→ **Exercise instructions**: Reproduce all entries verbatim, with nothing added or dropped.

____

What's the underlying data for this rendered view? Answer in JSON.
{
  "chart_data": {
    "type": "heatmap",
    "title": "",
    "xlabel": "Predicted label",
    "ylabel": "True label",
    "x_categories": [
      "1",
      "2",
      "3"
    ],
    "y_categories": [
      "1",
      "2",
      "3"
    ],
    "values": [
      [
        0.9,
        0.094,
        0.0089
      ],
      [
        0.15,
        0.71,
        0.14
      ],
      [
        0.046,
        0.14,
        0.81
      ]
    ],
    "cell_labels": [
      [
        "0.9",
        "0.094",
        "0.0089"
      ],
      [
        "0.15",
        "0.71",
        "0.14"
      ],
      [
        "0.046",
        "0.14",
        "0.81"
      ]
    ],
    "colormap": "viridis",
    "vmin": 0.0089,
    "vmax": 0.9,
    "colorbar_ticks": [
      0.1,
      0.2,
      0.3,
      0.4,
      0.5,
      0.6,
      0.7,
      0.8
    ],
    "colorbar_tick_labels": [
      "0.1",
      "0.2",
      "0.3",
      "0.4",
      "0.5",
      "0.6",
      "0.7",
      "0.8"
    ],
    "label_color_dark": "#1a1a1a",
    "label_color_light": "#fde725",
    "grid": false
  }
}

____

→ **Response for this exercise**:
What's the underlying data for this rendered view? Answer in JSON.
{
  "chart_data": {
    "type": "heatmap",
    "title": "",
    "xlabel": "Predicted label",
    "ylabel": "True label",
    "x_categories": [
      "1",
      "2",
      "3"
    ],
    "y_categories": [
      "1",
      "2",
      "3"
    ],
    "values": [
      [
        0.9,
        0.094,
        0.0089
      ],
      [
        0.15,
        0.71,
        0.14
      ],
      [
        0.046,
        0.14,
        0.81
      ]
    ],
    "cell_labels": [
      [
        "0.9",
        "0.094",
        "0.0089"
      ],
      [
        "0.15",
        "0.71",
        "0.14"
      ],
      [
        "0.046",
        "0.14",
        "0.81"
      ]
    ],
    "colormap": "viridis",
    "vmin": 0.0089,
    "vmax": 0.9,
    "colorbar_ticks": [
      0.1,
      0.2,
      0.3,
      0.4,
      0.5,
      0.6,
      0.7,
      0.8
    ],
    "colorbar_tick_labels": [
      "0.1",
      "0.2",
      "0.3",
      "0.4",
      "0.5",
      "0.6",
      "0.7",
      "0.8"
    ],
    "label_color_dark": "#1a1a1a",
    "label_color_light": "#fde725",
    "grid": false
  }
}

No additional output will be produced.